─── Material supplied ───
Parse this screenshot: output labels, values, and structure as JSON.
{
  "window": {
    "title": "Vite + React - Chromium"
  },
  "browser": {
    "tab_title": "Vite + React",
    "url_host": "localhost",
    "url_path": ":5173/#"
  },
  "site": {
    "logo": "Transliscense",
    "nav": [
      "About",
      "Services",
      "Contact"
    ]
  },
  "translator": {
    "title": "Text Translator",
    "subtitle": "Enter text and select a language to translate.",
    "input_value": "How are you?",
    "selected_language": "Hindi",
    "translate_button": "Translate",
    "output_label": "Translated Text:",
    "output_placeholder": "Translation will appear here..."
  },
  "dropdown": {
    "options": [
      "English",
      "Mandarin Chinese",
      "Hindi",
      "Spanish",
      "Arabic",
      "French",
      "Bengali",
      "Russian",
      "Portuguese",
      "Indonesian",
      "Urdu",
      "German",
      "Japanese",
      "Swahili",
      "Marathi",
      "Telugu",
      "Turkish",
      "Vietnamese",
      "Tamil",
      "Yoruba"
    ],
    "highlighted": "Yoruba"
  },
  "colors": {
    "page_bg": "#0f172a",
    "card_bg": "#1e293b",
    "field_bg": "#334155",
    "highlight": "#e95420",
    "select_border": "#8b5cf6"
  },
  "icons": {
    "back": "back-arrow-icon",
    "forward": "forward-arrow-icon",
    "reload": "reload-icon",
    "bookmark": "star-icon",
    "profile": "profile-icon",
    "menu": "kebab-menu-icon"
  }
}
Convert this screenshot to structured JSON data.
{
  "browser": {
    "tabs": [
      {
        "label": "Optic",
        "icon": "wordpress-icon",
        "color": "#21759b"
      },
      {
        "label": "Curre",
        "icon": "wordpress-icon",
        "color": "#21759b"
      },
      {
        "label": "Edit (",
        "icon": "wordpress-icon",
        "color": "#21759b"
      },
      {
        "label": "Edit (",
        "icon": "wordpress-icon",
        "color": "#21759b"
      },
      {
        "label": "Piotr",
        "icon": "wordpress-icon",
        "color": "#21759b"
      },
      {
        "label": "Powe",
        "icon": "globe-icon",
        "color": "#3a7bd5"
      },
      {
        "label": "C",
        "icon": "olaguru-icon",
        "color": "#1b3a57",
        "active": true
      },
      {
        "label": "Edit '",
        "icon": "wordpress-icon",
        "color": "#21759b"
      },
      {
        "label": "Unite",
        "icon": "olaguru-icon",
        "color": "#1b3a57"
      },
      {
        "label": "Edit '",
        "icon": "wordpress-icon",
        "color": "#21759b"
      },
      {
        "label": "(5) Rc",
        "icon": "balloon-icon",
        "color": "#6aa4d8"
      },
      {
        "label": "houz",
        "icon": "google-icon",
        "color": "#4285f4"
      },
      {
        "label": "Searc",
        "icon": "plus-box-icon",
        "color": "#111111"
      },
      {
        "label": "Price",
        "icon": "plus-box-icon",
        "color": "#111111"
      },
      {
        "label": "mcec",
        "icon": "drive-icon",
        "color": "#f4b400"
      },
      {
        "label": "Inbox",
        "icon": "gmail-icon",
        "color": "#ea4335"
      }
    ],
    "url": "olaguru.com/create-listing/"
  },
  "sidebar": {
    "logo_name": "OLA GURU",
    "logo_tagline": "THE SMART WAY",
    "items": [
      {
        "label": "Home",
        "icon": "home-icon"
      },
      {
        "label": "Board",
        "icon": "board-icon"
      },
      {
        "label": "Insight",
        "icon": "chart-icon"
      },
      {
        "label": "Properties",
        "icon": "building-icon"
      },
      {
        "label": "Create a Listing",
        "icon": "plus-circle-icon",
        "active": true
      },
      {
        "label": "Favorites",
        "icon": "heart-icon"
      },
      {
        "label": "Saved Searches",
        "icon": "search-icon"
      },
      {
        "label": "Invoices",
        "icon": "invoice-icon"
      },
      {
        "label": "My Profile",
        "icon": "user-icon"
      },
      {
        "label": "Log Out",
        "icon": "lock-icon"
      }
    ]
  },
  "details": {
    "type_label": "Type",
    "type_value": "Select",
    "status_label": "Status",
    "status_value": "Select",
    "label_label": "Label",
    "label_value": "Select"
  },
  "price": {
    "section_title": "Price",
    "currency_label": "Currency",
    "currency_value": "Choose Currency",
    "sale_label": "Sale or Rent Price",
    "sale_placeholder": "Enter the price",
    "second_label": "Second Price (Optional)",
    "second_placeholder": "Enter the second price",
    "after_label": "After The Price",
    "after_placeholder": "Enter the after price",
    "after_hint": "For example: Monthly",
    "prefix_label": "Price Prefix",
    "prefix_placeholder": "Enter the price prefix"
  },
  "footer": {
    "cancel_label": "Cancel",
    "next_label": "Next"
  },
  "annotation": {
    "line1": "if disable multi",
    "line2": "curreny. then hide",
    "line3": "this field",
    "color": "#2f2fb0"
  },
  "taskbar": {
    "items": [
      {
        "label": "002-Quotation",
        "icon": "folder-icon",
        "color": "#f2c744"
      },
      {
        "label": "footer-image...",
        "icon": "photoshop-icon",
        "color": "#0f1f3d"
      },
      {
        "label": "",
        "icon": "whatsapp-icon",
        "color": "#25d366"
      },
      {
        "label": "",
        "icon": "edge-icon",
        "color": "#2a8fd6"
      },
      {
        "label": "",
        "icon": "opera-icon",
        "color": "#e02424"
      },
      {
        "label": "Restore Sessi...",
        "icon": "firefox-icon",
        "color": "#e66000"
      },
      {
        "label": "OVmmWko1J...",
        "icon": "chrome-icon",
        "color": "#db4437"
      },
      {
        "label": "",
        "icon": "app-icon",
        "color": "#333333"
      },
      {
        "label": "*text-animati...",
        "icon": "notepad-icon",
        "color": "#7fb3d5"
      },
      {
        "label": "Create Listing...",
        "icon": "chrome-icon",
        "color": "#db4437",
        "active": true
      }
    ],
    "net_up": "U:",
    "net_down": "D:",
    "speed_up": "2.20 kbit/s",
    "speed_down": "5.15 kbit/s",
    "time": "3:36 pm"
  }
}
───
◆ **Goal**:
Count each line where the string "Currency" occurs, and write only the number.

◆ **Solution to this exercise**:
2